[Dataset items]

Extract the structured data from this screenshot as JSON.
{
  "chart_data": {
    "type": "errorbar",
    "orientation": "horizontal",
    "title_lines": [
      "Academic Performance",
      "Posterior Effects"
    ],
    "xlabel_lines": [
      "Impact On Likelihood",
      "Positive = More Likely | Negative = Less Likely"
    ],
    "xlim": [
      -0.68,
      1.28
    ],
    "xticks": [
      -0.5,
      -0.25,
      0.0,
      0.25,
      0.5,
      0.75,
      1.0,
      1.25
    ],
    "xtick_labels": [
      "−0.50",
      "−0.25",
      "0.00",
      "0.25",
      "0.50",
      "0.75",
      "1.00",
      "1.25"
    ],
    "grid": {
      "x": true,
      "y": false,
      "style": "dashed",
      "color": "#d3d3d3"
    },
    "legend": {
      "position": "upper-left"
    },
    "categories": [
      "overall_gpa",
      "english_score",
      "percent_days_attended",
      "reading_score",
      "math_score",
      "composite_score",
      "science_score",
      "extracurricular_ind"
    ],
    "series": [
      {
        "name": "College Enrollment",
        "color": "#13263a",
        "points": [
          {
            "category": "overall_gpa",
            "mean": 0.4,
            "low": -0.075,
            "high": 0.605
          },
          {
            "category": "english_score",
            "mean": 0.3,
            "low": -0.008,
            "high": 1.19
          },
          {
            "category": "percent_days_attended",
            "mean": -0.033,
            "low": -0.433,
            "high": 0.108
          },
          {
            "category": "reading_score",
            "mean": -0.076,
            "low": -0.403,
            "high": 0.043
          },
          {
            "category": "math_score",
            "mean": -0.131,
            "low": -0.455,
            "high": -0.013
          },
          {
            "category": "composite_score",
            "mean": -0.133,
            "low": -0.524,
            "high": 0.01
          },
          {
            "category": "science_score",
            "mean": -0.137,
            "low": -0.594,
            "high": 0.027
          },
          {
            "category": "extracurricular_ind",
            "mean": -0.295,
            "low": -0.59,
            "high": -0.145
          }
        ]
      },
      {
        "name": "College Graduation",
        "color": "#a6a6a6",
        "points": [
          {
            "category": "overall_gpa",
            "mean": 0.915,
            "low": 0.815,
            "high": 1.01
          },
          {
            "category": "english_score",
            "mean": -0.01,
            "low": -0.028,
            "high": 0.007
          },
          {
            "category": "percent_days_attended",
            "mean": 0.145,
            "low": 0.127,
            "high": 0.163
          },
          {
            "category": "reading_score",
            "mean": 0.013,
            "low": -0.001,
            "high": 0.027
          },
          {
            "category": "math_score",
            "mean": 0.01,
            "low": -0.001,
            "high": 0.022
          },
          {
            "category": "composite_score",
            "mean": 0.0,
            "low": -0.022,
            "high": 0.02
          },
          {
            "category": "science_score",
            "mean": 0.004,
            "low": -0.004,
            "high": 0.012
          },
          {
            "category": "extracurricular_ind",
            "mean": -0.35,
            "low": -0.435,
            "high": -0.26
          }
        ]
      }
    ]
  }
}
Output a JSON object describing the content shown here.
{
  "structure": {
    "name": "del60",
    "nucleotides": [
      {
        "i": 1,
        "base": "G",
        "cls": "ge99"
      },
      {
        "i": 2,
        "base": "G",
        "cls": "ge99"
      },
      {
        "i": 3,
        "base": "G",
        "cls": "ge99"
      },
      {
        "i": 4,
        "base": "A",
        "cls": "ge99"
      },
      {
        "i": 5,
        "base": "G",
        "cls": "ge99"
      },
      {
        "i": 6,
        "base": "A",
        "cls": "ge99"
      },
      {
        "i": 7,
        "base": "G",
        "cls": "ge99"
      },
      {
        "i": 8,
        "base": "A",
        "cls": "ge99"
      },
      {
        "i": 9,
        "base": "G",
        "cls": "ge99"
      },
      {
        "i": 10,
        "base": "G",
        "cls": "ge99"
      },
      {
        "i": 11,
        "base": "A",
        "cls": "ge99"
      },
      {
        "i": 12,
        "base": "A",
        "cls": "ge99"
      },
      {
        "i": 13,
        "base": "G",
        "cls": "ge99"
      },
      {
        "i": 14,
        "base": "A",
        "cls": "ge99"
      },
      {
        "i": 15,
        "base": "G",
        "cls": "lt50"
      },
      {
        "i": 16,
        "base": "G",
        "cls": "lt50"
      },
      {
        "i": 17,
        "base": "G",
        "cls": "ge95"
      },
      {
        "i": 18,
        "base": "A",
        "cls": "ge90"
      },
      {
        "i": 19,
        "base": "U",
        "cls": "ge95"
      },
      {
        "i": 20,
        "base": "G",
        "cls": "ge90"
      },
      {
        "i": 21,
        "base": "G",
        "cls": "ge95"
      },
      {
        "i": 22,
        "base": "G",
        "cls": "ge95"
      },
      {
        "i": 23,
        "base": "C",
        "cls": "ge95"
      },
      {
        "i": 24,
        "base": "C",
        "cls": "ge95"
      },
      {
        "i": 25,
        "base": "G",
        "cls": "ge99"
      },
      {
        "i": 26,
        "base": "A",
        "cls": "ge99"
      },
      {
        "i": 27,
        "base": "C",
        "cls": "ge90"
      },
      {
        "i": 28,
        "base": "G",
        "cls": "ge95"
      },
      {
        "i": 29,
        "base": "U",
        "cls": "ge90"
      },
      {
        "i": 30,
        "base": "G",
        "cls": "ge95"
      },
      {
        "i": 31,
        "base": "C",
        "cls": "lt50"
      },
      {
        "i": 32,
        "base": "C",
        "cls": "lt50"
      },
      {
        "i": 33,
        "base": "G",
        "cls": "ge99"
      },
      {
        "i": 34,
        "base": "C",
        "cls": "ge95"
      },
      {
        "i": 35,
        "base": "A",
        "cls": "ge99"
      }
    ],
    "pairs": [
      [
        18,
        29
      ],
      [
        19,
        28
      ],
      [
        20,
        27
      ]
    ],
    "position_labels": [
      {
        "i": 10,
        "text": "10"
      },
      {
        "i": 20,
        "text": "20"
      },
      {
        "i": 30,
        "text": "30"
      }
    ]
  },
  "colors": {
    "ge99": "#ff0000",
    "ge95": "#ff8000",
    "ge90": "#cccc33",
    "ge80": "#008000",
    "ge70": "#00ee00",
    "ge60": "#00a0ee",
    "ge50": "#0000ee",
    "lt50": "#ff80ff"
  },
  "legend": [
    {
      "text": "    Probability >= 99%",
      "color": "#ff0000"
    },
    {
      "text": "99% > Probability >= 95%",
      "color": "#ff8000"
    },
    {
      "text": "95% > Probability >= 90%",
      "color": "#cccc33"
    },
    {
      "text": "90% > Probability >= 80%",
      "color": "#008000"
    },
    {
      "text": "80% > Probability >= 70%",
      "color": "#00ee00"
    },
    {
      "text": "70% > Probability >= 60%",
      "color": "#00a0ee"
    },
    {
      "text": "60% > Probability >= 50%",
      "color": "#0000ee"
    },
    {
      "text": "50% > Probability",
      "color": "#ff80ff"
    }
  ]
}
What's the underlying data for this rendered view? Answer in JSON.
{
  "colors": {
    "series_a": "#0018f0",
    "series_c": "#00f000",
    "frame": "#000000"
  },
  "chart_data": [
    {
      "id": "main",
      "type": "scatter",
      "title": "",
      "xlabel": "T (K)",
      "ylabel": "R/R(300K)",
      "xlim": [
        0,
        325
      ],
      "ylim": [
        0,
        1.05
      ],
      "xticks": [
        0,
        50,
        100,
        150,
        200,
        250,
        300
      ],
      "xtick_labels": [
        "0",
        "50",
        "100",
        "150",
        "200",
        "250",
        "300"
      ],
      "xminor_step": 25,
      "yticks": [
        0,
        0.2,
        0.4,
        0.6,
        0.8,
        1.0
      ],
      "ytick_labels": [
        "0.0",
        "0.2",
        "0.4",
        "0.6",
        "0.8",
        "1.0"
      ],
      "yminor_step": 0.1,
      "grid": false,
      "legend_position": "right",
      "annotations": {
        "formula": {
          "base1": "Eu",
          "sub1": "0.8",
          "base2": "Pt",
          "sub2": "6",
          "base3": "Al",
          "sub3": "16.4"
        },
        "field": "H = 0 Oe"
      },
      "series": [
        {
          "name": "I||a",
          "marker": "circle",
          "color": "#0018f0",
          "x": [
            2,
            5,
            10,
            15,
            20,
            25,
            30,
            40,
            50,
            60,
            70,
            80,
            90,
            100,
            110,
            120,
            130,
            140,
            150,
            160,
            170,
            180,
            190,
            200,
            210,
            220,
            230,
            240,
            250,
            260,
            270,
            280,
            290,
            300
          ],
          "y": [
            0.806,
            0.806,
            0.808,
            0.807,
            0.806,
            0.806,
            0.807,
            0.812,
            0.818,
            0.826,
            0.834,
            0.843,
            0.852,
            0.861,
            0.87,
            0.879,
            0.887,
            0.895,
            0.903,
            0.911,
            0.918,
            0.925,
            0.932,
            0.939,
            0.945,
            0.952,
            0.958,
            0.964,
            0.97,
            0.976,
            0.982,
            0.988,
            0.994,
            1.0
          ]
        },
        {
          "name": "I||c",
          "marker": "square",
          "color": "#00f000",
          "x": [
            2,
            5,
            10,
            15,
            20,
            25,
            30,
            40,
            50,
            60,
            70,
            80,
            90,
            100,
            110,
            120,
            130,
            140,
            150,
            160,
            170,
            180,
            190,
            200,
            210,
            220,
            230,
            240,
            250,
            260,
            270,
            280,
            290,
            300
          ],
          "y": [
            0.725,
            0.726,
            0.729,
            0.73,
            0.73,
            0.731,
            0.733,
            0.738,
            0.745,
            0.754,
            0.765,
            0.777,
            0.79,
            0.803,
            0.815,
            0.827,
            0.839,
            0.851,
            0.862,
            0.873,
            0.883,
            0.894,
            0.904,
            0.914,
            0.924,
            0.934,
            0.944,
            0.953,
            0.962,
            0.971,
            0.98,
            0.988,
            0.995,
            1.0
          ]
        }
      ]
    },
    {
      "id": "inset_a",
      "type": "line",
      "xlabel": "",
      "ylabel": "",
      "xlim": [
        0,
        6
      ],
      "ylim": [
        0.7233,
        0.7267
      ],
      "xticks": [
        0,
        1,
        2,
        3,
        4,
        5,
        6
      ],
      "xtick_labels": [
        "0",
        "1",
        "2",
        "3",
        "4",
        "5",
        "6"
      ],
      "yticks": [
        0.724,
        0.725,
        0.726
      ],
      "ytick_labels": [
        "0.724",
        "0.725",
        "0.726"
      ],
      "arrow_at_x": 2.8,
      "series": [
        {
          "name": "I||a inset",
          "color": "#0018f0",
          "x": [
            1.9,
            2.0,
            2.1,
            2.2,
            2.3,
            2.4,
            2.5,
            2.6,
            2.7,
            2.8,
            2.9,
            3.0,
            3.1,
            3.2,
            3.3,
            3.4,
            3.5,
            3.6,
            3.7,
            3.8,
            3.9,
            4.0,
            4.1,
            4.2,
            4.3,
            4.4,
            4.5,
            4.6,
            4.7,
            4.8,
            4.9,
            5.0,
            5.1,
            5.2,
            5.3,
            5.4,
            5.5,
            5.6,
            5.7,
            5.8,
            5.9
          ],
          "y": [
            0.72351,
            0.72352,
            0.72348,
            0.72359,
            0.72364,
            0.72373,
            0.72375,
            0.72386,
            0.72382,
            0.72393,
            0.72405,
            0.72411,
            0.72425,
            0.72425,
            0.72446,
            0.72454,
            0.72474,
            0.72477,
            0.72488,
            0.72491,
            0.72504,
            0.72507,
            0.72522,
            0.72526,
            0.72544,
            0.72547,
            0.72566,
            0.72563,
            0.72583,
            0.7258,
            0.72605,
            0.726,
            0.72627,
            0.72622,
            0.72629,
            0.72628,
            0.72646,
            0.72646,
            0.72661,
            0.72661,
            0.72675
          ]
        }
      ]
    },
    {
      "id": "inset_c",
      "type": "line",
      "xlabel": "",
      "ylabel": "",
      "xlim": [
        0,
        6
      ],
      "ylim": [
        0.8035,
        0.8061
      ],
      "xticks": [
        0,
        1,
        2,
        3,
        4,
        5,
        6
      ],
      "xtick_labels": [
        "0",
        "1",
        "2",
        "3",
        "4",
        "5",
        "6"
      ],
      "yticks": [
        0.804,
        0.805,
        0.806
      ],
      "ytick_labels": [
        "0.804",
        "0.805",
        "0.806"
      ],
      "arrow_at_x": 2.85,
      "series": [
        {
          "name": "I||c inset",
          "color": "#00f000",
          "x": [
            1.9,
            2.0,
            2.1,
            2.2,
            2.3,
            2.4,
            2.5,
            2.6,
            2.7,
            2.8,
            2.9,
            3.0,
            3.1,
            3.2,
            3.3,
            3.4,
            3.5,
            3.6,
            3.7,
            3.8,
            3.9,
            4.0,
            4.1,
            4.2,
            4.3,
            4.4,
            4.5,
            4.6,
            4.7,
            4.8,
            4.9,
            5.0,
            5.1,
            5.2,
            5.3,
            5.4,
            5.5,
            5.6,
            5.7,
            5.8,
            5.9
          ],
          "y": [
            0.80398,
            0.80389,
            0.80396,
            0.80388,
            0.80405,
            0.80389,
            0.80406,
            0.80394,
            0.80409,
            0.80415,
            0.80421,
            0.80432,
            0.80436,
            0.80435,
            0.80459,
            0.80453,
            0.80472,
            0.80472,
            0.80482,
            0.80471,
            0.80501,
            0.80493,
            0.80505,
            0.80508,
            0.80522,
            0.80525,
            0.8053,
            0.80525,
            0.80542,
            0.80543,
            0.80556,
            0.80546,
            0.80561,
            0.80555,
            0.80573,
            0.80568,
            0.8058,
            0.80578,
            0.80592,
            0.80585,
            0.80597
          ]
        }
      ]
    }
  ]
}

DO THIS: How many lines in the records above hold the word "College"? Give only the number.

RESULT OF THIS TASK: 2